WHAT IS ASKED. Any picture among the records should be left out, please; retype the rest exactly.

═════ PROVIDED RECORDS ═════

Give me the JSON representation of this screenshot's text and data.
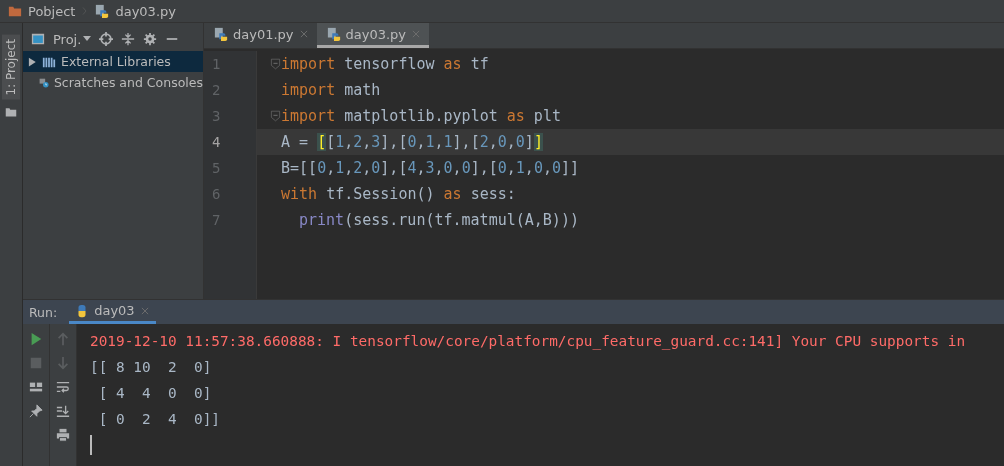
{
  "breadcrumb": [
    {
      "label": "Pobject",
      "kind": "folder"
    },
    {
      "label": "day03.py",
      "kind": "python"
    }
  ],
  "side_tab": {
    "label": "1: Project"
  },
  "project_panel": {
    "view": "Proj.",
    "items": [
      {
        "label": "External Libraries",
        "kind": "libraries",
        "selected": true,
        "expanded": false
      },
      {
        "label": "Scratches and Consoles",
        "kind": "scratches",
        "selected": false
      }
    ]
  },
  "editor_tabs": [
    {
      "label": "day01.py",
      "selected": false
    },
    {
      "label": "day03.py",
      "selected": true
    }
  ],
  "code_lines": [
    {
      "number": "1",
      "current": false,
      "fold": true,
      "indent": false,
      "tokens": [
        {
          "kind": "kw",
          "t": "import"
        },
        {
          "kind": "plain",
          "t": " tensorflow "
        },
        {
          "kind": "kw",
          "t": "as"
        },
        {
          "kind": "plain",
          "t": " tf"
        }
      ]
    },
    {
      "number": "2",
      "current": false,
      "fold": false,
      "indent": false,
      "tokens": [
        {
          "kind": "kw",
          "t": "import"
        },
        {
          "kind": "plain",
          "t": " math"
        }
      ]
    },
    {
      "number": "3",
      "current": false,
      "fold": true,
      "indent": false,
      "tokens": [
        {
          "kind": "kw",
          "t": "import"
        },
        {
          "kind": "plain",
          "t": " matplotlib.pyplot "
        },
        {
          "kind": "kw",
          "t": "as"
        },
        {
          "kind": "plain",
          "t": " plt"
        }
      ]
    },
    {
      "number": "4",
      "current": true,
      "fold": false,
      "indent": false,
      "tokens": [
        {
          "kind": "plain",
          "t": "A = "
        },
        {
          "kind": "match",
          "t": "["
        },
        {
          "kind": "plain",
          "t": "[1,2,3],[0,1,1],[2,0,0]"
        },
        {
          "kind": "match",
          "t": "]"
        }
      ]
    },
    {
      "number": "5",
      "current": false,
      "fold": false,
      "indent": false,
      "tokens": [
        {
          "kind": "plain",
          "t": "B=[[0,1,2,0],[4,3,0,0],[0,1,0,0]]"
        }
      ]
    },
    {
      "number": "6",
      "current": false,
      "fold": false,
      "indent": false,
      "tokens": [
        {
          "kind": "kw",
          "t": "with"
        },
        {
          "kind": "plain",
          "t": " tf.Session() "
        },
        {
          "kind": "kw",
          "t": "as"
        },
        {
          "kind": "plain",
          "t": " sess:"
        }
      ]
    },
    {
      "number": "7",
      "current": false,
      "fold": false,
      "indent": true,
      "tokens": [
        {
          "kind": "builtin",
          "t": "print"
        },
        {
          "kind": "plain",
          "t": "(sess.run(tf.matmul(A,B)))"
        }
      ]
    }
  ],
  "run_panel": {
    "label": "Run:",
    "tab": {
      "label": "day03",
      "selected": true
    },
    "output": [
      {
        "kind": "error",
        "text": "2019-12-10 11:57:38.660888: I tensorflow/core/platform/cpu_feature_guard.cc:141] Your CPU supports in"
      },
      {
        "kind": "out",
        "text": "[[ 8 10  2  0]"
      },
      {
        "kind": "out",
        "text": " [ 4  4  0  0]"
      },
      {
        "kind": "out",
        "text": " [ 0  2  4  0]]"
      }
    ]
  }
}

═════

EXERCISE RESULT.
Give me the JSON representation of this screenshot's text and data.
{
  "breadcrumb": [
    {
      "label": "Pobject",
      "kind": "folder"
    },
    {
      "label": "day03.py",
      "kind": "python"
    }
  ],
  "side_tab": {
    "label": "1: Project"
  },
  "project_panel": {
    "view": "Proj.",
    "items": [
      {
        "label": "External Libraries",
        "kind": "libraries",
        "selected": true,
        "expanded": false
      },
      {
        "label": "Scratches and Consoles",
        "kind": "scratches",
        "selected": false
      }
    ]
  },
  "editor_tabs": [
    {
      "label": "day01.py",
      "selected": false
    },
    {
      "label": "day03.py",
      "selected": true
    }
  ],
  "code_lines": [
    {
      "number": "1",
      "current": false,
      "fold": true,
      "indent": false,
      "tokens": [
        {
          "kind": "kw",
          "t": "import"
        },
        {
          "kind": "plain",
          "t": " tensorflow "
        },
        {
          "kind": "kw",
          "t": "as"
        },
        {
          "kind": "plain",
          "t": " tf"
        }
      ]
    },
    {
      "number": "2",
      "current": false,
      "fold": false,
      "indent": false,
      "tokens": [
        {
          "kind": "kw",
          "t": "import"
        },
        {
          "kind": "plain",
          "t": " math"
        }
      ]
    },
    {
      "number": "3",
      "current": false,
      "fold": true,
      "indent": false,
      "tokens": [
        {
          "kind": "kw",
          "t": "import"
        },
        {
          "kind": "plain",
          "t": " matplotlib.pyplot "
        },
        {
          "kind": "kw",
          "t": "as"
        },
        {
          "kind": "plain",
          "t": " plt"
        }
      ]
    },
    {
      "number": "4",
      "current": true,
      "fold": false,
      "indent": false,
      "tokens": [
        {
          "kind": "plain",
          "t": "A = "
        },
        {
          "kind": "match",
          "t": "["
        },
        {
          "kind": "plain",
          "t": "[1,2,3],[0,1,1],[2,0,0]"
        },
        {
          "kind": "match",
          "t": "]"
        }
      ]
    },
    {
      "number": "5",
      "current": false,
      "fold": false,
      "indent": false,
      "tokens": [
        {
          "kind": "plain",
          "t": "B=[[0,1,2,0],[4,3,0,0],[0,1,0,0]]"
        }
      ]
    },
    {
      "number": "6",
      "current": false,
      "fold": false,
      "indent": false,
      "tokens": [
        {
          "kind": "kw",
          "t": "with"
        },
        {
          "kind": "plain",
          "t": " tf.Session() "
        },
        {
          "kind": "kw",
          "t": "as"
        },
        {
          "kind": "plain",
          "t": " sess:"
        }
      ]
    },
    {
      "number": "7",
      "current": false,
      "fold": false,
      "indent": true,
      "tokens": [
        {
          "kind": "builtin",
          "t": "print"
        },
        {
          "kind": "plain",
          "t": "(sess.run(tf.matmul(A,B)))"
        }
      ]
    }
  ],
  "run_panel": {
    "label": "Run:",
    "tab": {
      "label": "day03",
      "selected": true
    },
    "output": [
      {
        "kind": "error",
        "text": "2019-12-10 11:57:38.660888: I tensorflow/core/platform/cpu_feature_guard.cc:141] Your CPU supports in"
      },
      {
        "kind": "out",
        "text": "[[ 8 10  2  0]"
      },
      {
        "kind": "out",
        "text": " [ 4  4  0  0]"
      },
      {
        "kind": "out",
        "text": " [ 0  2  4  0]]"
      }
    ]
  }
}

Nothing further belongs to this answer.